[Figure collection entries]
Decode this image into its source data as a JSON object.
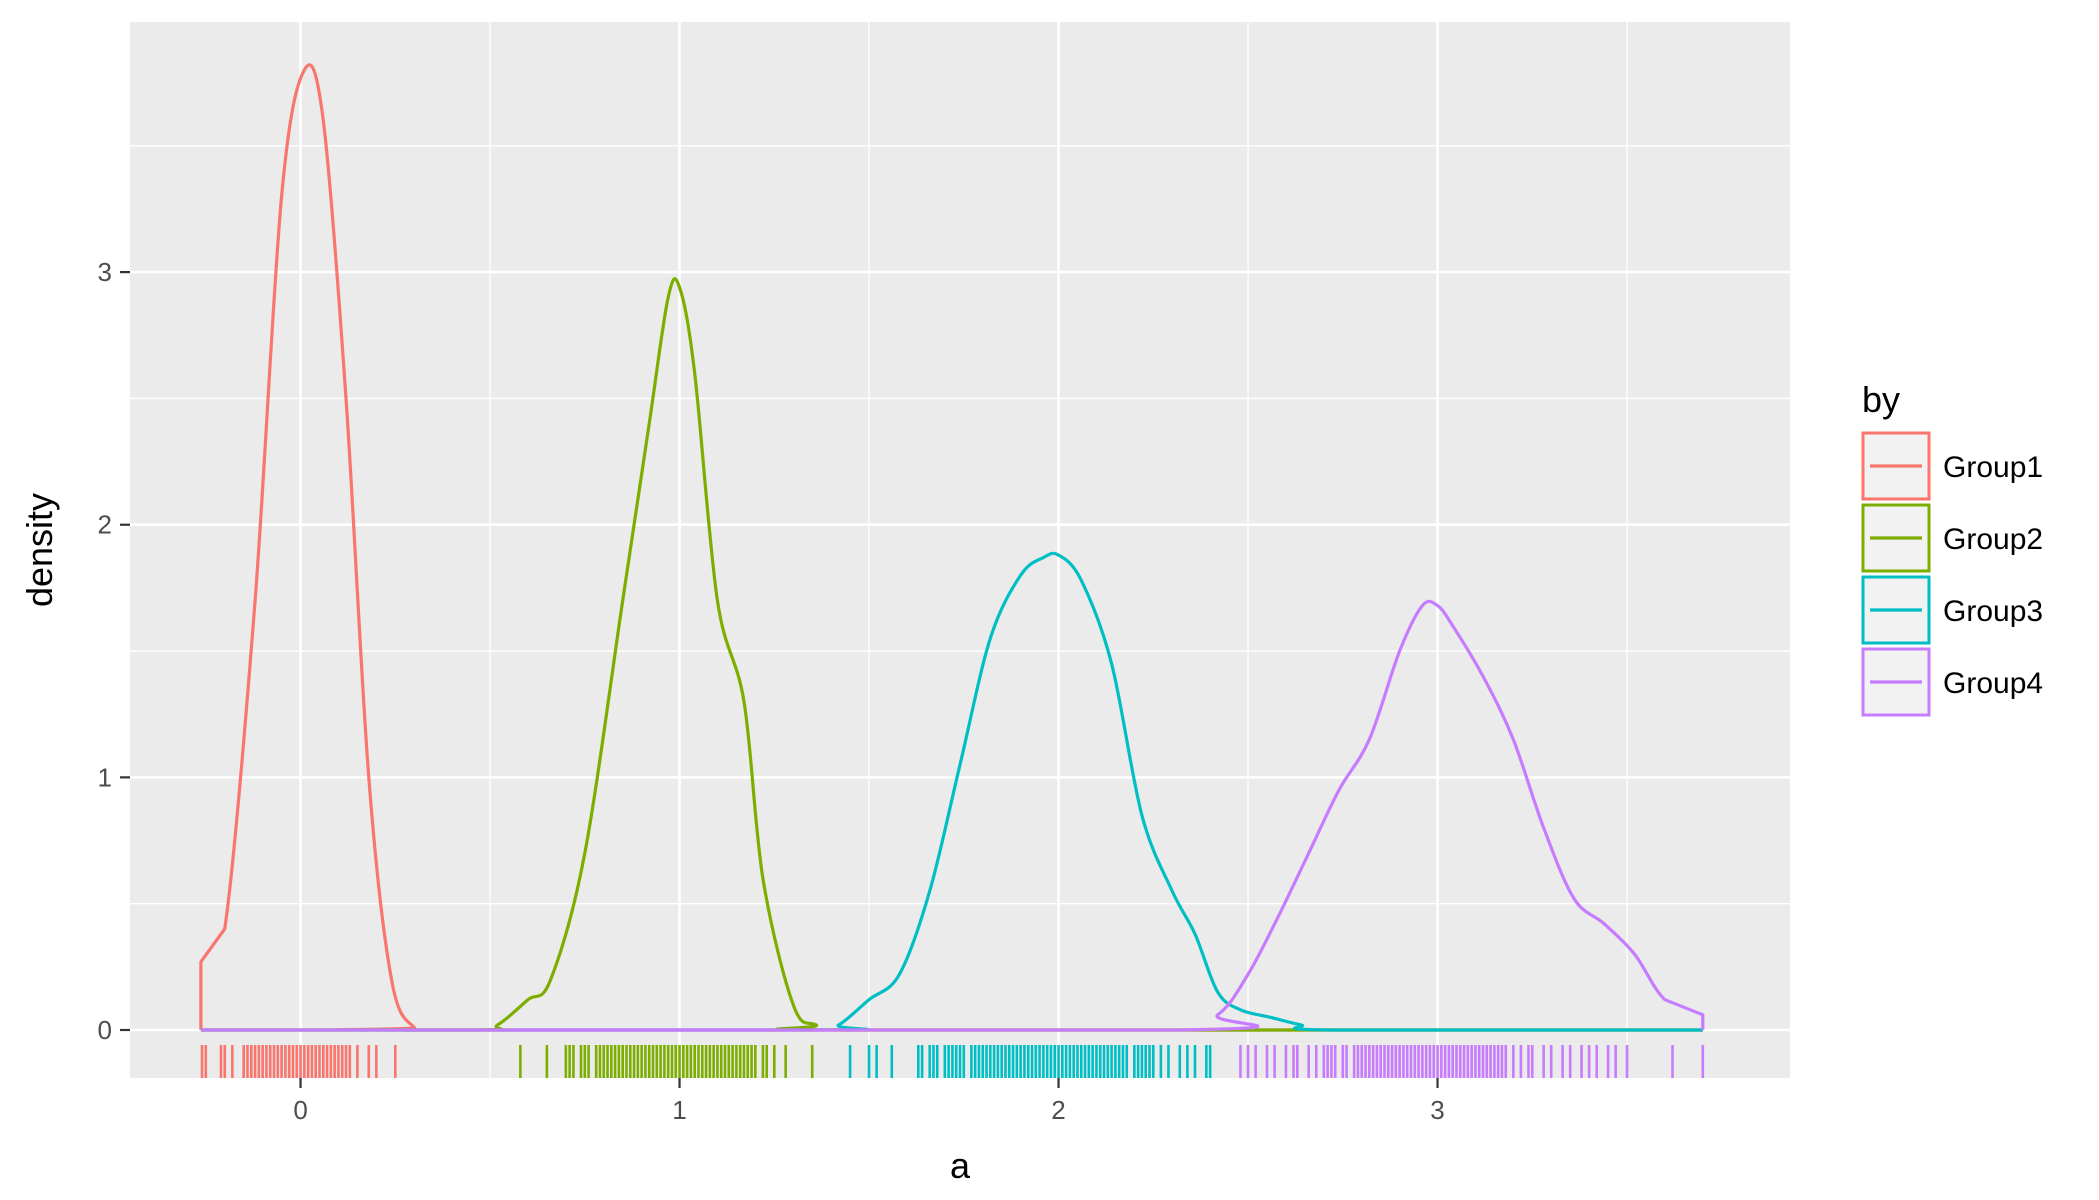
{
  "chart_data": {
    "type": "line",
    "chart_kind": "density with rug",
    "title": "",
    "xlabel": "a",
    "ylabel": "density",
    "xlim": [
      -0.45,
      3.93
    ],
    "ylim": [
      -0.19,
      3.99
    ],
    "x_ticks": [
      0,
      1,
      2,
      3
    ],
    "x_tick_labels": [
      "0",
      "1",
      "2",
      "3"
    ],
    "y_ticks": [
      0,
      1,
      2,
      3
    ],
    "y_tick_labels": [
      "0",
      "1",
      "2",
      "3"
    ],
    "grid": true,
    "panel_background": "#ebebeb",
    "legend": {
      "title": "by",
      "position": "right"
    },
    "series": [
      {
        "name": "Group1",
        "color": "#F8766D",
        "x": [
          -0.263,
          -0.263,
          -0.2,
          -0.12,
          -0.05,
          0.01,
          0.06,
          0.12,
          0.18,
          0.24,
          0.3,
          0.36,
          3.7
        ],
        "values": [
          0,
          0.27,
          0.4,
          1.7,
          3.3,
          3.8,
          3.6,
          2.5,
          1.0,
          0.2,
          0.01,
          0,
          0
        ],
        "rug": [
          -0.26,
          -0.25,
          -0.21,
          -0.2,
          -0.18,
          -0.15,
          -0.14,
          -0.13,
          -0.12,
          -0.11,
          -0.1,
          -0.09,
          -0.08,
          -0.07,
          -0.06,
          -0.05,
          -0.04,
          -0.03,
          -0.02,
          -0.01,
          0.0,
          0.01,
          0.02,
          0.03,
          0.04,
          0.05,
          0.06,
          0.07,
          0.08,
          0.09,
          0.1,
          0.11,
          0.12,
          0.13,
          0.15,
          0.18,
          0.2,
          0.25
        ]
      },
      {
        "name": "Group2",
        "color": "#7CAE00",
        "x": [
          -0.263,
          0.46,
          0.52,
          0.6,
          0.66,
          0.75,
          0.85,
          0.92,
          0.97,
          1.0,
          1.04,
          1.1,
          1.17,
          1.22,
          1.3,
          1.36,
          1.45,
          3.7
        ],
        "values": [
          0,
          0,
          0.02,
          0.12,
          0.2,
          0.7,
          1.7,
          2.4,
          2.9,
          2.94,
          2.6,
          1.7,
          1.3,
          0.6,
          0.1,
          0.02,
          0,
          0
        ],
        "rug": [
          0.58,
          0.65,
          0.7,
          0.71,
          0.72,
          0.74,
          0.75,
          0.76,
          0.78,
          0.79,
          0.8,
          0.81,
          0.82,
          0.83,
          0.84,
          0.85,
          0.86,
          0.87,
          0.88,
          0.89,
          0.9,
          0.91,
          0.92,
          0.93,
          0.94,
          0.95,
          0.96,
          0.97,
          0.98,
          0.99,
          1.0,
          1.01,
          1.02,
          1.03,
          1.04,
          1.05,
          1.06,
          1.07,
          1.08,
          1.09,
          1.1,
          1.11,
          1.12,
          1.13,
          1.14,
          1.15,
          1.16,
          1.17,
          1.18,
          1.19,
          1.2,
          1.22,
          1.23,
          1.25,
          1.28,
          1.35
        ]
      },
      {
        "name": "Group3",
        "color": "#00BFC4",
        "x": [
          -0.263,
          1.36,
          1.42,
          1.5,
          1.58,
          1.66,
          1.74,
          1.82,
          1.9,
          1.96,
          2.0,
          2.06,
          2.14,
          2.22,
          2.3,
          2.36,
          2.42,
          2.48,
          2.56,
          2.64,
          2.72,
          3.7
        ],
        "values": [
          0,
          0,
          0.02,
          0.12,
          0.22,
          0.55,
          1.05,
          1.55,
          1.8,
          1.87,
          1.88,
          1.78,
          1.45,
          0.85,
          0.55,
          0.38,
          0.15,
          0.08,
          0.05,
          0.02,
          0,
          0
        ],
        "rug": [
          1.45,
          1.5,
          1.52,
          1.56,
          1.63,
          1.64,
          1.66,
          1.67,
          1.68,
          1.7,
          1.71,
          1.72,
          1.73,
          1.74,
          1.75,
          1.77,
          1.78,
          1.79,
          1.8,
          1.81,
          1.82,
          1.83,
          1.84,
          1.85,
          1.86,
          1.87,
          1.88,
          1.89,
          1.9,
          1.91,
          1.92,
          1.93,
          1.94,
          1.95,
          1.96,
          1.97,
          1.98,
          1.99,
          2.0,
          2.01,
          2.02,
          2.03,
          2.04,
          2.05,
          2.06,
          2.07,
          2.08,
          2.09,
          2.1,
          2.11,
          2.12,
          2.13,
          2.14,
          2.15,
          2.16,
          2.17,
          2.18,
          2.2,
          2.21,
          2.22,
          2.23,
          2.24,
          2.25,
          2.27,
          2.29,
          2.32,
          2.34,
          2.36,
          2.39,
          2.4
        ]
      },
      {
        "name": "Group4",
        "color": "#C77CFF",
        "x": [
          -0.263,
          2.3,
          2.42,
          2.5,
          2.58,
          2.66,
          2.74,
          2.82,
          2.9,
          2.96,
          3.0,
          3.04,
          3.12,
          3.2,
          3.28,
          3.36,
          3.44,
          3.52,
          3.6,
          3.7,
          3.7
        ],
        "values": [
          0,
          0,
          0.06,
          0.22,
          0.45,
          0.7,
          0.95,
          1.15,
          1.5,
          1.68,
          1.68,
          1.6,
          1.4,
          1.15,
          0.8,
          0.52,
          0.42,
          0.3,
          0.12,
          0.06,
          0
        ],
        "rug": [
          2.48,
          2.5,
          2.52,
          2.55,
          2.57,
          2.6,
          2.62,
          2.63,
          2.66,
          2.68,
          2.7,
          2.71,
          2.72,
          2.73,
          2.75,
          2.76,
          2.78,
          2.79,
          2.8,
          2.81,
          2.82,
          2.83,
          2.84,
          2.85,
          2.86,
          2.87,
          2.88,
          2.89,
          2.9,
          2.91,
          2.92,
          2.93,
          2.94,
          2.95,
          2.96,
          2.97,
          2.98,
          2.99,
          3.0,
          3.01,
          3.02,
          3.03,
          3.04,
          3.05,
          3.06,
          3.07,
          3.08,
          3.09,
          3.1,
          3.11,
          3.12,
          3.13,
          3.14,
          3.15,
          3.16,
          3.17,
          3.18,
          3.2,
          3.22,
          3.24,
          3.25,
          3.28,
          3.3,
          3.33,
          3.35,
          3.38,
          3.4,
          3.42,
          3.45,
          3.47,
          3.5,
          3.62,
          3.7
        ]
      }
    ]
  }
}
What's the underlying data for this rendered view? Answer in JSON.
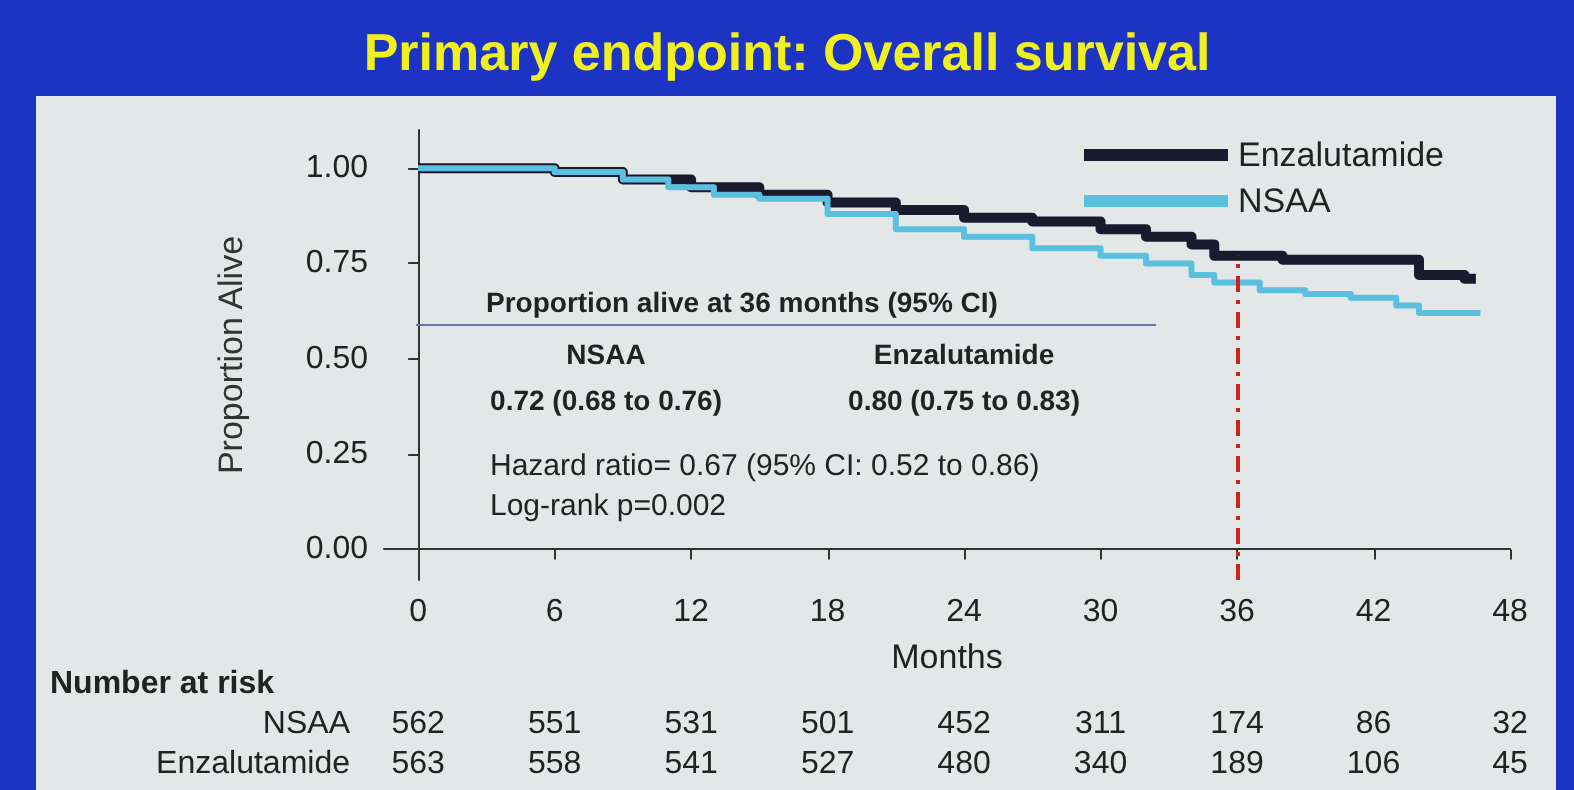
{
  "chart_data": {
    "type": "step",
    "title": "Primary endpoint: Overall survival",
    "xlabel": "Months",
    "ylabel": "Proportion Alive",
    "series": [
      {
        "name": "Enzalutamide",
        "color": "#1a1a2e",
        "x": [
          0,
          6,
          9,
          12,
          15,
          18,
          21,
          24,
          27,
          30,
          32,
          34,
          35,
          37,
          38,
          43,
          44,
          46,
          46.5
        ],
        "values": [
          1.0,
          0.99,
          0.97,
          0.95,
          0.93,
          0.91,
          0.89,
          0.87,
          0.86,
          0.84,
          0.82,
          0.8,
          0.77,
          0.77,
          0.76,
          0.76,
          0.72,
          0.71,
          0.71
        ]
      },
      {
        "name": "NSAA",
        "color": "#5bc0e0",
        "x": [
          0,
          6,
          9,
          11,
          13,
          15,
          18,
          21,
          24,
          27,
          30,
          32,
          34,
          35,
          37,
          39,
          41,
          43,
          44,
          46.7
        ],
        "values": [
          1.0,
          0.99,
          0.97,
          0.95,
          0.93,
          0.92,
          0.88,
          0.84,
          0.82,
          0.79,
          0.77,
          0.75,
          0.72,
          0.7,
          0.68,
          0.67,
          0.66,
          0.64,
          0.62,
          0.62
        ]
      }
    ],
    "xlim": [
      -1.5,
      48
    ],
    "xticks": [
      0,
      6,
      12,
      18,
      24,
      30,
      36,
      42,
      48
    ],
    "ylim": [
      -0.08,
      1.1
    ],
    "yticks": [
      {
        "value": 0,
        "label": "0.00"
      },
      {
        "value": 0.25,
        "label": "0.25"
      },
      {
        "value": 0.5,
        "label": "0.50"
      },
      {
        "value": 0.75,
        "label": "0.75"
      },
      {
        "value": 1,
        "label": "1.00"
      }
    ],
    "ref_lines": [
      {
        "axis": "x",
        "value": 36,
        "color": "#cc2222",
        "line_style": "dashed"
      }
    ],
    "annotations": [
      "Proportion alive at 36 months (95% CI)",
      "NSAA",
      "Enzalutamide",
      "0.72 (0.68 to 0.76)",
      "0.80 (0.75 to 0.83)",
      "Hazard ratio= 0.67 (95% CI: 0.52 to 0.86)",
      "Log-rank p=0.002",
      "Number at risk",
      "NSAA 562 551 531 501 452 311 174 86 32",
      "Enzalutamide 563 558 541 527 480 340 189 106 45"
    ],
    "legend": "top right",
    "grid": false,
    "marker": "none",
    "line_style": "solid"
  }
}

* _Task prompt_
Show each line of the data that contains the string "Enzalutamide".

* _The answer_
        "name": "Enzalutamide",
      "Enzalutamide",
      "Enzalutamide 563 558 541 527 480 340 189 106 45"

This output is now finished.